What to work on:
Set all the material down again unchanged, without the pictures.

— start of Material for this exercise —

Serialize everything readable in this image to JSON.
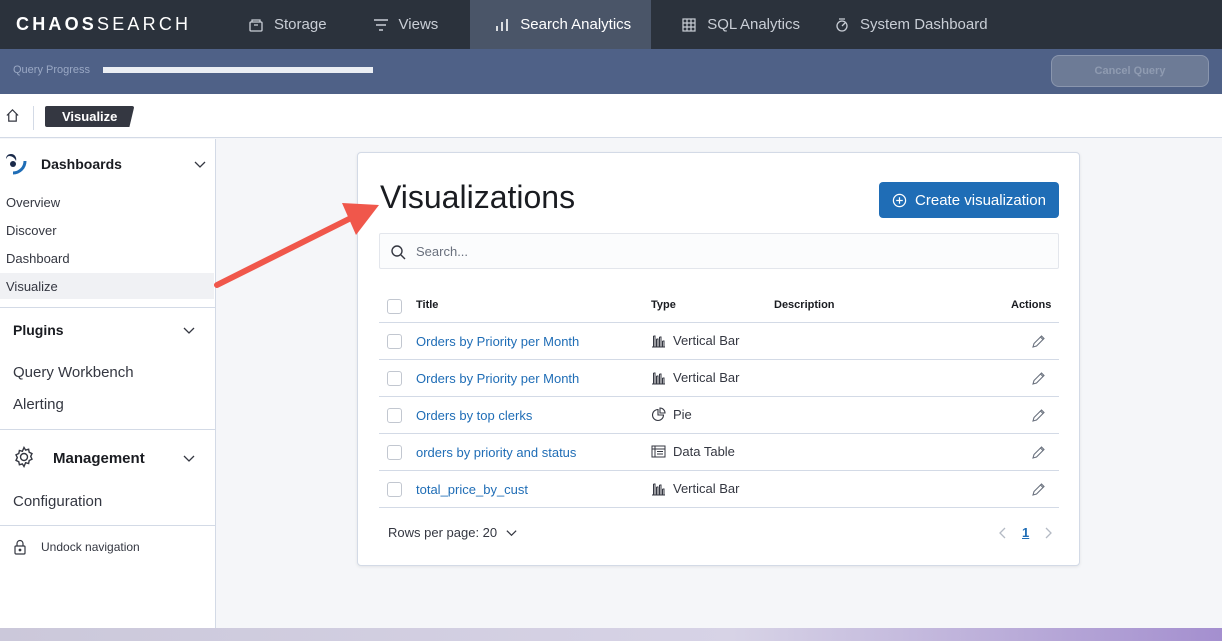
{
  "brand": {
    "bold": "CHAOS",
    "light": "SEARCH"
  },
  "topnav": {
    "tabs": [
      {
        "label": "Storage",
        "icon": "storage-icon"
      },
      {
        "label": "Views",
        "icon": "views-icon"
      },
      {
        "label": "Search Analytics",
        "icon": "bar-chart-icon",
        "active": true
      },
      {
        "label": "SQL Analytics",
        "icon": "grid-icon"
      },
      {
        "label": "System Dashboard",
        "icon": "dashboard-icon"
      }
    ]
  },
  "query": {
    "label": "Query Progress",
    "progress": 1.0,
    "cancel_label": "Cancel Query"
  },
  "breadcrumb": {
    "current": "Visualize"
  },
  "sidebar": {
    "dashboards": {
      "title": "Dashboards",
      "items": [
        "Overview",
        "Discover",
        "Dashboard",
        "Visualize"
      ],
      "active": "Visualize"
    },
    "plugins": {
      "title": "Plugins",
      "items": [
        "Query Workbench",
        "Alerting"
      ]
    },
    "management": {
      "title": "Management",
      "items": [
        "Configuration"
      ]
    },
    "undock": "Undock navigation"
  },
  "panel": {
    "title": "Visualizations",
    "create_label": "Create visualization",
    "search_placeholder": "Search...",
    "columns": {
      "title": "Title",
      "type": "Type",
      "description": "Description",
      "actions": "Actions"
    },
    "rows": [
      {
        "title": "Orders by Priority per Month",
        "type": "Vertical Bar",
        "type_icon": "vertical-bar-icon"
      },
      {
        "title": "Orders by Priority per Month",
        "type": "Vertical Bar",
        "type_icon": "vertical-bar-icon"
      },
      {
        "title": "Orders by top clerks",
        "type": "Pie",
        "type_icon": "pie-icon"
      },
      {
        "title": "orders by priority and status",
        "type": "Data Table",
        "type_icon": "data-table-icon"
      },
      {
        "title": "total_price_by_cust",
        "type": "Vertical Bar",
        "type_icon": "vertical-bar-icon"
      }
    ],
    "rows_per_page": "Rows per page: 20",
    "current_page": "1"
  },
  "colors": {
    "accent": "#1f6db6",
    "topnav_bg": "#2b323c",
    "progress_bg": "#4f6187",
    "arrow": "#f0574b"
  }
}
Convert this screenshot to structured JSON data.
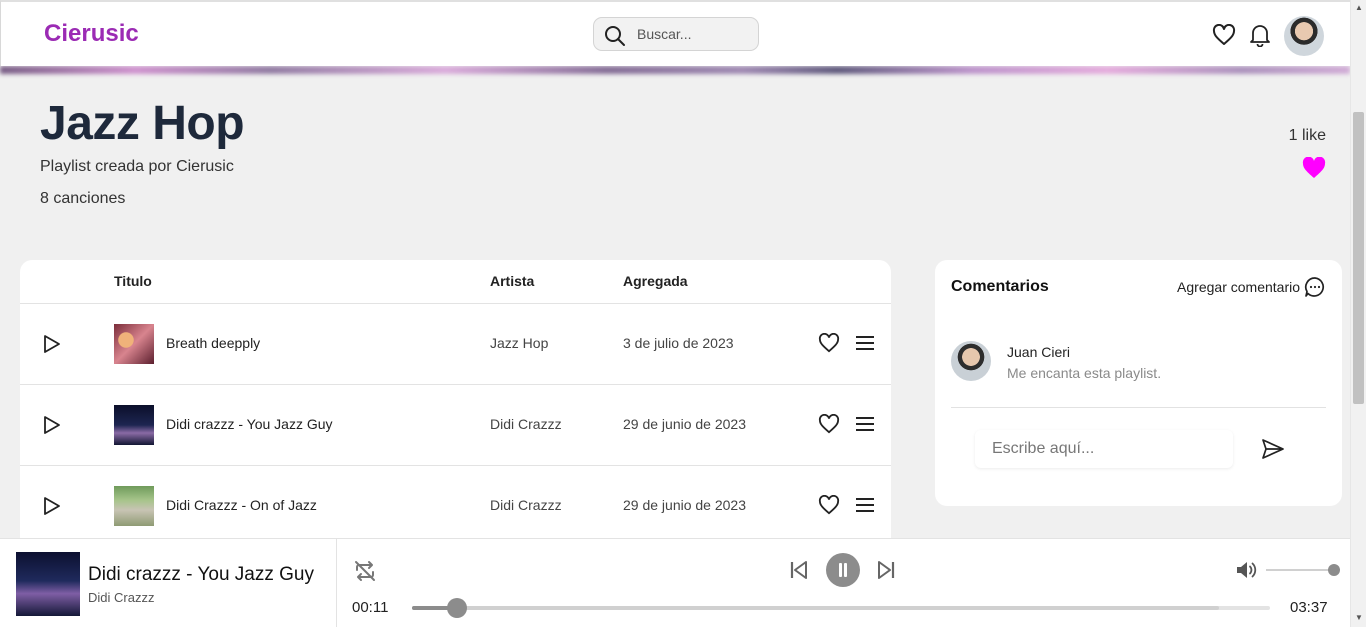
{
  "nav": {
    "brand": "Cierusic",
    "search_placeholder": "Buscar..."
  },
  "playlist": {
    "title": "Jazz Hop",
    "subtitle": "Playlist creada por Cierusic",
    "song_count": "8 canciones",
    "likes": "1 like",
    "liked_color": "#ff00ff"
  },
  "table": {
    "columns": [
      "Titulo",
      "Artista",
      "Agregada"
    ],
    "rows": [
      {
        "title": "Breath deepply",
        "artist": "Jazz Hop",
        "date": "3 de julio de 2023"
      },
      {
        "title": "Didi crazzz - You Jazz Guy",
        "artist": "Didi Crazzz",
        "date": "29 de junio de 2023"
      },
      {
        "title": "Didi Crazzz - On of Jazz",
        "artist": "Didi Crazzz",
        "date": "29 de junio de 2023"
      }
    ]
  },
  "comments": {
    "heading": "Comentarios",
    "add_label": "Agregar comentario",
    "items": [
      {
        "author": "Juan Cieri",
        "text": "Me encanta esta playlist."
      }
    ],
    "input_placeholder": "Escribe aquí..."
  },
  "player": {
    "song": "Didi crazzz - You Jazz Guy",
    "artist": "Didi Crazzz",
    "current_time": "00:11",
    "total_time": "03:37",
    "progress": 0.052,
    "buffered": 0.94,
    "volume": 1.0,
    "state": "playing"
  },
  "colors": {
    "brand": "#9b2bb4",
    "like": "#ff00ff"
  }
}
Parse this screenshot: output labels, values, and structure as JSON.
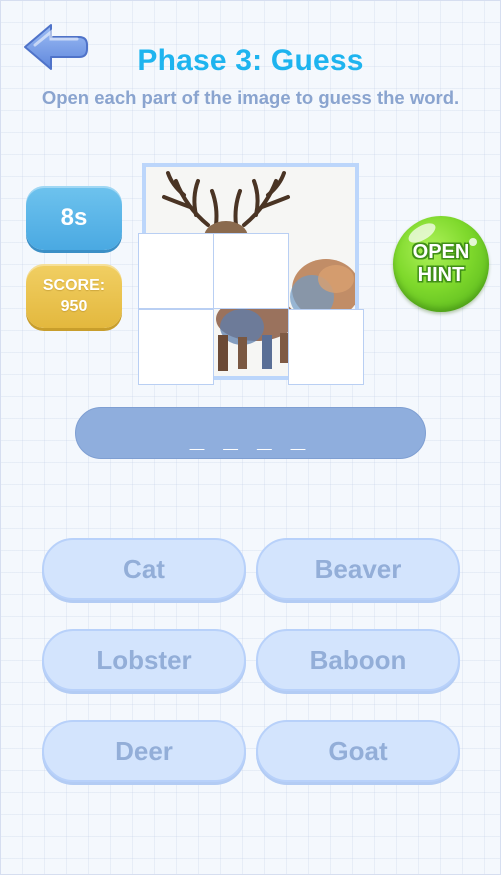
{
  "header": {
    "back_icon": "back-arrow-icon",
    "title": "Phase 3: Guess",
    "subtitle": "Open each part of the image to guess the word."
  },
  "stats": {
    "timer": "8s",
    "score_label": "SCORE:",
    "score_value": "950"
  },
  "puzzle": {
    "image_subject": "watercolor deer",
    "grid": "3x3",
    "tiles_revealed_fraction": 0.5556
  },
  "hint": {
    "line1": "OPEN",
    "line2": "HINT"
  },
  "answer": {
    "placeholder": "_ _ _ _"
  },
  "options": [
    "Cat",
    "Beaver",
    "Lobster",
    "Baboon",
    "Deer",
    "Goat"
  ],
  "colors": {
    "title": "#1eb4ef",
    "timer_bg": "#55b0e6",
    "score_bg": "#e8bf4a",
    "hint_bg": "#7fd92c",
    "answer_bg": "#8faedd",
    "option_bg": "#d3e4fd",
    "option_text": "#93aed8"
  }
}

— end of Material for this exercise —

Exercise solution:
Serialize everything readable in this image to JSON.
{
  "brand": {
    "bold": "CHAOS",
    "light": "SEARCH"
  },
  "topnav": {
    "tabs": [
      {
        "label": "Storage",
        "icon": "storage-icon"
      },
      {
        "label": "Views",
        "icon": "views-icon"
      },
      {
        "label": "Search Analytics",
        "icon": "bar-chart-icon",
        "active": true
      },
      {
        "label": "SQL Analytics",
        "icon": "grid-icon"
      },
      {
        "label": "System Dashboard",
        "icon": "dashboard-icon"
      }
    ]
  },
  "query": {
    "label": "Query Progress",
    "progress": 1.0,
    "cancel_label": "Cancel Query"
  },
  "breadcrumb": {
    "current": "Visualize"
  },
  "sidebar": {
    "dashboards": {
      "title": "Dashboards",
      "items": [
        "Overview",
        "Discover",
        "Dashboard",
        "Visualize"
      ],
      "active": "Visualize"
    },
    "plugins": {
      "title": "Plugins",
      "items": [
        "Query Workbench",
        "Alerting"
      ]
    },
    "management": {
      "title": "Management",
      "items": [
        "Configuration"
      ]
    },
    "undock": "Undock navigation"
  },
  "panel": {
    "title": "Visualizations",
    "create_label": "Create visualization",
    "search_placeholder": "Search...",
    "columns": {
      "title": "Title",
      "type": "Type",
      "description": "Description",
      "actions": "Actions"
    },
    "rows": [
      {
        "title": "Orders by Priority per Month",
        "type": "Vertical Bar",
        "type_icon": "vertical-bar-icon"
      },
      {
        "title": "Orders by Priority per Month",
        "type": "Vertical Bar",
        "type_icon": "vertical-bar-icon"
      },
      {
        "title": "Orders by top clerks",
        "type": "Pie",
        "type_icon": "pie-icon"
      },
      {
        "title": "orders by priority and status",
        "type": "Data Table",
        "type_icon": "data-table-icon"
      },
      {
        "title": "total_price_by_cust",
        "type": "Vertical Bar",
        "type_icon": "vertical-bar-icon"
      }
    ],
    "rows_per_page": "Rows per page: 20",
    "current_page": "1"
  },
  "colors": {
    "accent": "#1f6db6",
    "topnav_bg": "#2b323c",
    "progress_bg": "#4f6187",
    "arrow": "#f0574b"
  }
}
Convert this screenshot to structured JSON data.
{
  "nav": {
    "brand": "Cierusic",
    "search_placeholder": "Buscar..."
  },
  "playlist": {
    "title": "Jazz Hop",
    "subtitle": "Playlist creada por Cierusic",
    "song_count": "8 canciones",
    "likes": "1 like",
    "liked_color": "#ff00ff"
  },
  "table": {
    "columns": [
      "Titulo",
      "Artista",
      "Agregada"
    ],
    "rows": [
      {
        "title": "Breath deepply",
        "artist": "Jazz Hop",
        "date": "3 de julio de 2023"
      },
      {
        "title": "Didi crazzz - You Jazz Guy",
        "artist": "Didi Crazzz",
        "date": "29 de junio de 2023"
      },
      {
        "title": "Didi Crazzz - On of Jazz",
        "artist": "Didi Crazzz",
        "date": "29 de junio de 2023"
      }
    ]
  },
  "comments": {
    "heading": "Comentarios",
    "add_label": "Agregar comentario",
    "items": [
      {
        "author": "Juan Cieri",
        "text": "Me encanta esta playlist."
      }
    ],
    "input_placeholder": "Escribe aquí..."
  },
  "player": {
    "song": "Didi crazzz - You Jazz Guy",
    "artist": "Didi Crazzz",
    "current_time": "00:11",
    "total_time": "03:37",
    "progress": 0.052,
    "buffered": 0.94,
    "volume": 1.0,
    "state": "playing"
  },
  "colors": {
    "brand": "#9b2bb4",
    "like": "#ff00ff"
  }
}
Parse this screenshot: output labels, values, and structure as JSON.
{
  "header": {
    "back_icon": "back-arrow-icon",
    "title": "Phase 3: Guess",
    "subtitle": "Open each part of the image to guess the word."
  },
  "stats": {
    "timer": "8s",
    "score_label": "SCORE:",
    "score_value": "950"
  },
  "puzzle": {
    "image_subject": "watercolor deer",
    "grid": "3x3",
    "tiles_revealed_fraction": 0.5556
  },
  "hint": {
    "line1": "OPEN",
    "line2": "HINT"
  },
  "answer": {
    "placeholder": "_ _ _ _"
  },
  "options": [
    "Cat",
    "Beaver",
    "Lobster",
    "Baboon",
    "Deer",
    "Goat"
  ],
  "colors": {
    "title": "#1eb4ef",
    "timer_bg": "#55b0e6",
    "score_bg": "#e8bf4a",
    "hint_bg": "#7fd92c",
    "answer_bg": "#8faedd",
    "option_bg": "#d3e4fd",
    "option_text": "#93aed8"
  }
}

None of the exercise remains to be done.